— begin SUPPLIED TEXT —

GRACE: And do you believe -- back out to Drew Petrimoulx, standing by from WDBO -- she could walk out earlier. That could that be a ruse to avoid media scrutiny.

DREW PETRIMOULX, REPORTER, WDBO RADIO: Well, I mean, I don`t think that she`s going to be coming out tonight. The press release that we got from the jail was midmorning tomorrow. And he said that she would be coming out right out of front doors at the jail there, the same place that she came out last time when she was surrounded by media.

So from all indications she`s coming out the same place as she did last time and media will, you know, be there.

GRACE: To Dr. Bethany Marshall, psychoanalyst and author, joining us tonight out of Los Angeles.

Bethany, to me, the second verse same as the first. Last time she got out, she did nothing to help police. Did not meet with police. Did not meet with the FBI. Did not help in the volunteer search for her daughter. Did not search on her own.

Did not even attend vigils that were in her front yard. Over loudspeakers. You couldn`t help but hear them on the inside of the house.

BETHANY MARSHALL, PSYCHOANALYST, AUTHOR OF "DEALBREAKERS": I know, I know.

You know, she just doesn`t seem to have any of these human emotions that would motivate someone to tell the truth. She`s not scared about where her daughter is. She doesn`t seem to have a sense of loss, panic, anxiety, fear.

She was led out in handcuffs and she did not flinch. And if she killed her child -- I don`t know if she did, but if she did -- that is the most heinous of acts. After that, it`s all downhill from there.

Nothing else scares you, and what concerns me even more, Cindy Anthony, in attacking the searchers, the sheriff, Tim Miller, she is attacking the truth. And if she cannot tell the truth internally, how can her own daughter tell the truth?

If she`s not in reality, how can her own daughter be in reality? The level of pathological denials that I have observed in that family as this case progresses is beginning to rise to the level of Casey`s pathological denial of the fact that you do not leave your child with a stranger and then go out dancing and lie to everybody about it.

GRACE: Back to Natisha Lance, our producer standing by there at jail. Casey Anthony`s set to walk out free on bond, yet again.

Natisha, we are talking about attacks made by grandmother, Cindy Anthony, on volunteer Texas Equusearchers, as well as others.

In a nutshell, Natisha, what were the attacks?

LANCE: Well, in a nutshell, Nancy, she is saying that Tim Miller and his crew were out here just for publicity sake. Kind of likening him to Leonard Padilla in saying that he had ill-intention, saying that he`s misrepresented himself and also saying that he misspoke by saying that she is not cooperating in trying to search for Caylee and saying that he had promised her that he was going to look for a Caylee who`s alive and not dead.

GRACE: With us tonight is the leader of Texas Equusearch, Tim Miller. And I`d like to remind everybody that Tim Miller is a crime victim himself.

Laura Miller, his 16-year-old daughter, was abducted and murdered. North Galveston County, Texas, back in 1984. She was last seen at a convenient store midday. She was going to walk home a very short distance.

After nearly two years, her remains were found near three other dead girls. And many, many times, he has stated he wished that even just one person, one person, had tried to help him find his daughter.

— end SUPPLIED TEXT —
— begin MATERIALS PROVIDED —

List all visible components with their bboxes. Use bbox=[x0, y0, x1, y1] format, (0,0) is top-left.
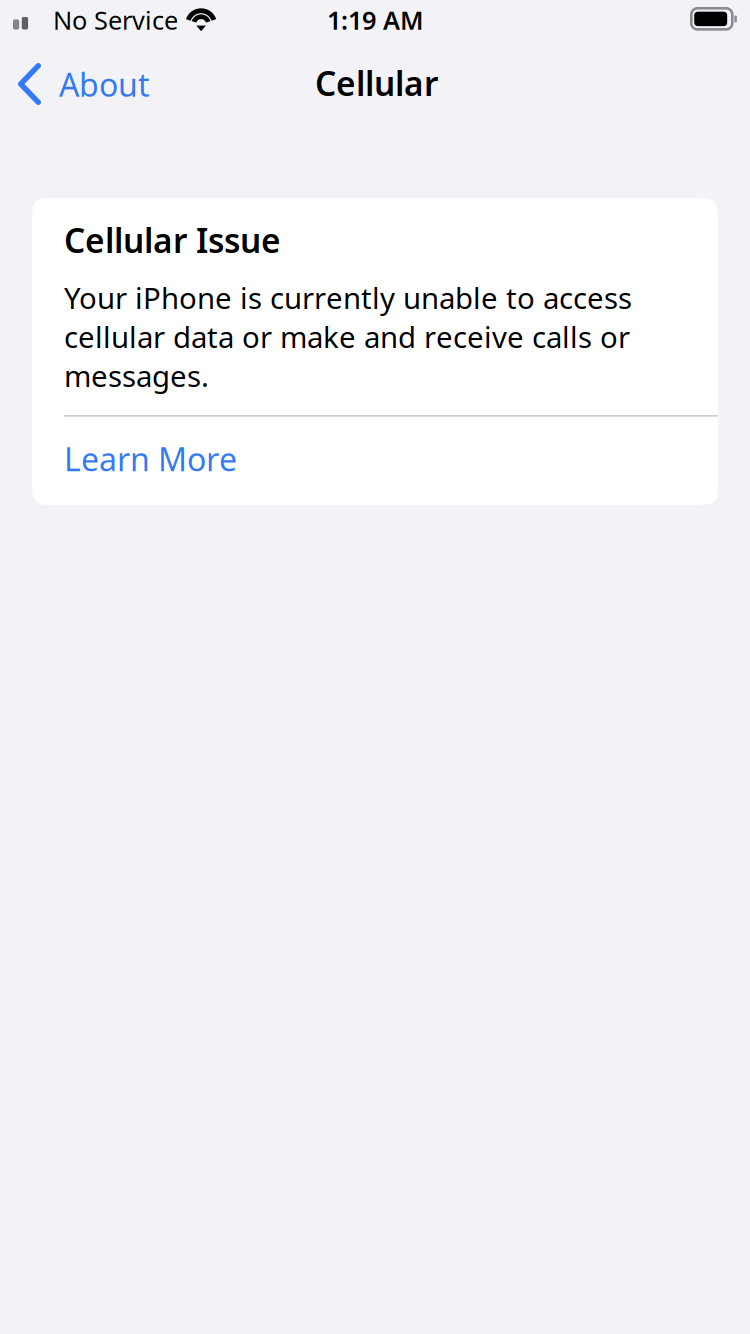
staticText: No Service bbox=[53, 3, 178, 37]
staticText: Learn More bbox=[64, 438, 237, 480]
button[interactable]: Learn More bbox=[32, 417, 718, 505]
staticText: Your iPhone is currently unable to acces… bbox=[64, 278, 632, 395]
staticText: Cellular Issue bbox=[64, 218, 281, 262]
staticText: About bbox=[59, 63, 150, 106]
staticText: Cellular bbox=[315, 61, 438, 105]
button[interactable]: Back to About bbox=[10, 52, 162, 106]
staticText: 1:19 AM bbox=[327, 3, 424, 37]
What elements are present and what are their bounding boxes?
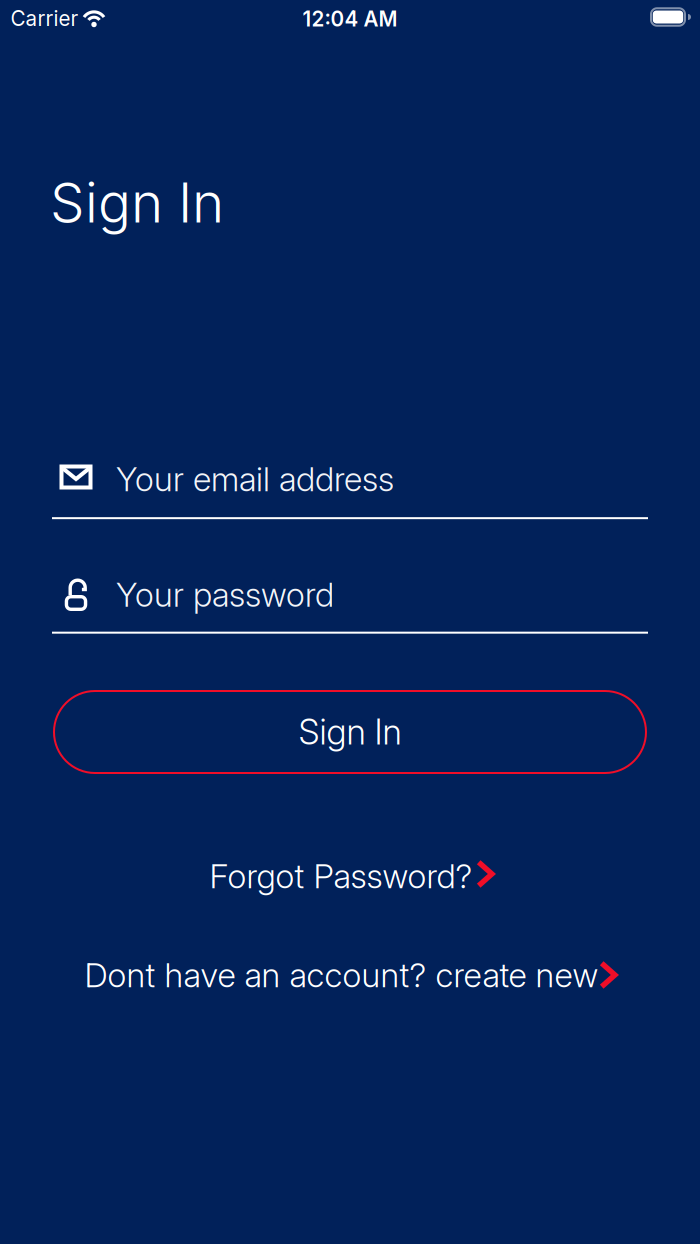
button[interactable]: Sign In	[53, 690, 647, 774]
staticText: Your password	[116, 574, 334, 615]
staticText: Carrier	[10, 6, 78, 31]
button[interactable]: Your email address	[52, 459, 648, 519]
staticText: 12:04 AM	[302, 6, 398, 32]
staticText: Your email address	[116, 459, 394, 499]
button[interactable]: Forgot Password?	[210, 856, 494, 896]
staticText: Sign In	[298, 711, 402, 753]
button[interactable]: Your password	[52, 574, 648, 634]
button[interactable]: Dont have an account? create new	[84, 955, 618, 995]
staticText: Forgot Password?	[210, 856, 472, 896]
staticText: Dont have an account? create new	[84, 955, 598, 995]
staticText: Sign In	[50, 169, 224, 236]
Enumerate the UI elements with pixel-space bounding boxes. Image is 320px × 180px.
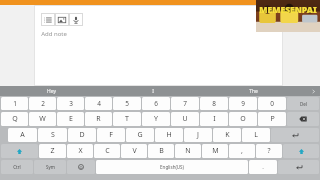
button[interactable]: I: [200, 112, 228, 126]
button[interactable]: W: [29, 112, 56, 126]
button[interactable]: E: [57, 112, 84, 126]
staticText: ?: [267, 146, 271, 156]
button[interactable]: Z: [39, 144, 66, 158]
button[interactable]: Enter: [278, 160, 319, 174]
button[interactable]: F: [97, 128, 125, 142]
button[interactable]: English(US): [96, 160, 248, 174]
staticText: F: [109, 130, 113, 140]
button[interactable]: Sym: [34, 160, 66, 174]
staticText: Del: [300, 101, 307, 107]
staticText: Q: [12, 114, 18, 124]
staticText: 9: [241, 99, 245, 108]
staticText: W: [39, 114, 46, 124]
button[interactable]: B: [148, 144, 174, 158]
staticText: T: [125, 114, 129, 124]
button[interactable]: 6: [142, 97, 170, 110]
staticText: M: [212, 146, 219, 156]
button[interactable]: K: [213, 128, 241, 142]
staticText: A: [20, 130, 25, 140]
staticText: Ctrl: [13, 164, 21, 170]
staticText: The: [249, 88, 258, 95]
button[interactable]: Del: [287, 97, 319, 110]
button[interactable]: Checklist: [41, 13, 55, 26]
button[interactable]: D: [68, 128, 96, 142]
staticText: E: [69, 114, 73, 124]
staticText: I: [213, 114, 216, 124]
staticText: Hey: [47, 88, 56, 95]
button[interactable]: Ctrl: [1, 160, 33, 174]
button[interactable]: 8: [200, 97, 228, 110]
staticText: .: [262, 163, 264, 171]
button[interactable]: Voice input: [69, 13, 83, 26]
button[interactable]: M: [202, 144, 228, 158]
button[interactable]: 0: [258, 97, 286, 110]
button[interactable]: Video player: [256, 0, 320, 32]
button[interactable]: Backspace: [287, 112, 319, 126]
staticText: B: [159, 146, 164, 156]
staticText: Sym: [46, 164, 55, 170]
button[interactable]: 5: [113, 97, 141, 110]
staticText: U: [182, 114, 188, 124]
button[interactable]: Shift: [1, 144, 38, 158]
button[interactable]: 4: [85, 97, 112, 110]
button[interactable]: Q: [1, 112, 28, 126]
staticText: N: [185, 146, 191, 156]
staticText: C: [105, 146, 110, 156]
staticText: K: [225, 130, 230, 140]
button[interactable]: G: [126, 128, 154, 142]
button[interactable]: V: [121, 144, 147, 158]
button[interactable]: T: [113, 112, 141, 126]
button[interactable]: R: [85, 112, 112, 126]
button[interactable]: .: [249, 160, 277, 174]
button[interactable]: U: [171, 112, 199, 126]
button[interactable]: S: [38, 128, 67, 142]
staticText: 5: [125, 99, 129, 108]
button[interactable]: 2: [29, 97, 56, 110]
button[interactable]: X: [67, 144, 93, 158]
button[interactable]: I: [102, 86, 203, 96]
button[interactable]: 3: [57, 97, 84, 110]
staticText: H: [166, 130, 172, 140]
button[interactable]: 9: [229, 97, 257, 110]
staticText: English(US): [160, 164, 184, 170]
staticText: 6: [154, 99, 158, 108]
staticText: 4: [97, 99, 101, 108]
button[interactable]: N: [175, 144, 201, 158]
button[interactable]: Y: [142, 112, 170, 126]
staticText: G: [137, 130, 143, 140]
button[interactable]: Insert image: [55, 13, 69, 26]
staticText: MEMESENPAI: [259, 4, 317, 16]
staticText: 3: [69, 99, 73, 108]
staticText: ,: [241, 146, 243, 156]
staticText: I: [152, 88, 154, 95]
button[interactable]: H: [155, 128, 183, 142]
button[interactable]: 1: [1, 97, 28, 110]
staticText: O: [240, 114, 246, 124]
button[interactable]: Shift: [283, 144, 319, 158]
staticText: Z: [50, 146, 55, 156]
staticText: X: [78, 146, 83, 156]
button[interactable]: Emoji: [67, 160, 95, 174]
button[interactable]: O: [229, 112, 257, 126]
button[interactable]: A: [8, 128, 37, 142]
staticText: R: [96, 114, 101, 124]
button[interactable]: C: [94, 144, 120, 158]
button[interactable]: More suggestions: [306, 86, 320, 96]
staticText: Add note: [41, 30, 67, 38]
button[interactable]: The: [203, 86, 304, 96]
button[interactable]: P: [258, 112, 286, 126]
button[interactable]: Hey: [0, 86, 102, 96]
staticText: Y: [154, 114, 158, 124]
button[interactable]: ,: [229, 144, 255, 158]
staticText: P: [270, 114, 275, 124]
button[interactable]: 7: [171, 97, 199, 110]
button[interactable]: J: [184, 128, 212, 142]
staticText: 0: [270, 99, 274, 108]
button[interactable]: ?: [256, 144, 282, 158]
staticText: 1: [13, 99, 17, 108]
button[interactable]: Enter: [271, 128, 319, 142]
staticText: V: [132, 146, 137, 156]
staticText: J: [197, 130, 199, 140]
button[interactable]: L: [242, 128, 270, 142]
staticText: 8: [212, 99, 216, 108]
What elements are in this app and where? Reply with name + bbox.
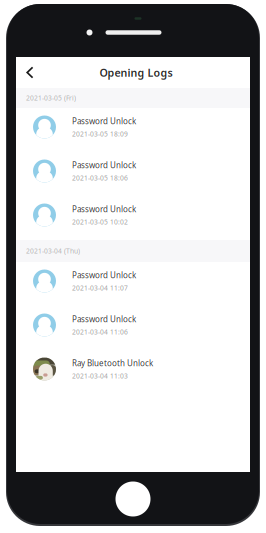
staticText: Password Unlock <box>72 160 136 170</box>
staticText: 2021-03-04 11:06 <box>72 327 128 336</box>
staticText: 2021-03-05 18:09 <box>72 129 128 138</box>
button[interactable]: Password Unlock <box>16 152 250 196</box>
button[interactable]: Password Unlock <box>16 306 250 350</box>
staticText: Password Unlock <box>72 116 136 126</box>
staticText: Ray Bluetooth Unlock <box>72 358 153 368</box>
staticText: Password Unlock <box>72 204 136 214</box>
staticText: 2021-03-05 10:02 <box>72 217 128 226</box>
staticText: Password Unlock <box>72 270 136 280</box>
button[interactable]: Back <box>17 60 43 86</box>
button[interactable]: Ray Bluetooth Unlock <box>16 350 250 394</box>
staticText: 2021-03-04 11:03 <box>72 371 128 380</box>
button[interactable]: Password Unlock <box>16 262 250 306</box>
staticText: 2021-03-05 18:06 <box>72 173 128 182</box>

— end MATERIALS PROVIDED —

GOALS.
A) In the entries, swap "Learn More" for "See Details" in everything from the line containing "staticText: No Service bbox=[53, 3, 178, 37]" down to the line containing "staticText: Cellular bbox=[315, 61, 438, 105]". Return only those lines, with nothing else changed.
B) Continue the broadcast transcript about the Casey Anthony case from the point where it stops.
The transcript and the entries come from unrelated sources.

RESPONSES TO THE TASKS.
A)
staticText: No Service bbox=[53, 3, 178, 37]
staticText: See Details bbox=[64, 438, 237, 480]
button[interactable]: See Details bbox=[32, 417, 718, 505]
staticText: Your iPhone is currently unable to acces… bbox=[64, 278, 632, 395]
staticText: Cellular Issue bbox=[64, 218, 281, 262]
staticText: About bbox=[59, 63, 150, 106]
staticText: Cellular bbox=[315, 61, 438, 105]

B)
Mr. Miller, what do you make of these attacks?

MILLER: You know what, Nancy, I understand where the family`s coming from. That`s the worst time of their entire life and there will never be a worse time. And we`re doing everything we can do to find Caylee alive.

And I know for a fact, firsthand, that we cannot get any help myself because the police department had everybody convinced that my daughter was a runaway and she was alive. And unfortunately, she laid out there for 17 months, and I hope that Cindy is right. That Caylee`s alive out there.

But you know what, from my experience, I`m going to look for Caylee because everybody said my daughter was alive also. So we`re going to do everything that we can do. We still had people in the Dallas area.

We`re still working with a company that delivers to all the grocery stores and stuff across the nation that try to get Caylee`s picture out there. Try to get more leads coming in. But until that time, we are going to search.

You asked me a question again the other night and I got a little upset. No, I do not believe that Caylee is alive. And I think the search we`re putting together is going to be the biggest search that`s ever happened for this poor little girl.

And you know what? If something has happened to her, we want to go ahead and bring some type of closure to this community. Right now, we`re thinking about this community. Everybody that`s coming out and helping us and given from their hearts.

And my concern now is, you know what, we had such a positive attitude with all of the searchers today. There was new adrenaline.

GRACE: I`ve got to say -- I`ve got to say, Tim, you have really amassed quite a crew of volunteer searches.

Tim Miller is with us tonight, the head of Texas Equusearch, a volunteer search team, who is combing the area, mostly areas that police have led them to.

We are taking your calls live. Out to Cindy in Alabama, hi, Cindy.

CINDY, ALABAMA RESIDENT: Hi, Nancy. How are you doing?

GRACE: I`m good, dear, what`s your question?

CINDY: Yes, my question is, with all the evidence against her, why does she keep making bail? I don`t understand that. With the evidence in the car, she should still be in jail.

GRACE: You know what, Mike Brooks, I agree with Lenore. The problem is she has not been formally charged with murder.

MIKE BROOKS, FMR. DC POLICE DETECTIVE SERVED ON FBI TERRORISM TASK FORCE: No, she has not been charged at all. It`s all of the theft charges, you know, the child abuse charge. It`s -- she should -- she needs to be jail with the heat put on her by law enforcement.

If they didn`t do it -- she didn`t cooperate to begin with. Let her stay in jail. Let her stay in solitary confinement. You know, maybe she`ll one day crack but I tell you what Nancy, she may never.

GRACE: And back to Natisha Lance, standing by at the Orange County jail.

Natisha, what new charges is she looking at?

LANCE: She`s looking at two counts of uttering a forged check, two counts of petty theft, and two counts of fraudulent use of a personal I.D.

GRACE: And long story short, let`s unleash the lawyers, Eleanor Dixon, Peter Odom, Penny Douglass Furr.

Peter Odom, bottom line is she allegedly grabbed a friend`s checkbook, and went crazy. Sometimes signing her own name to somebody else`s checks.

PETER ODOM, DEFENSE ATTORNEY: Well, I think that that just shows a pattern of behavior throughout this woman`s life that she`s a pathological liar.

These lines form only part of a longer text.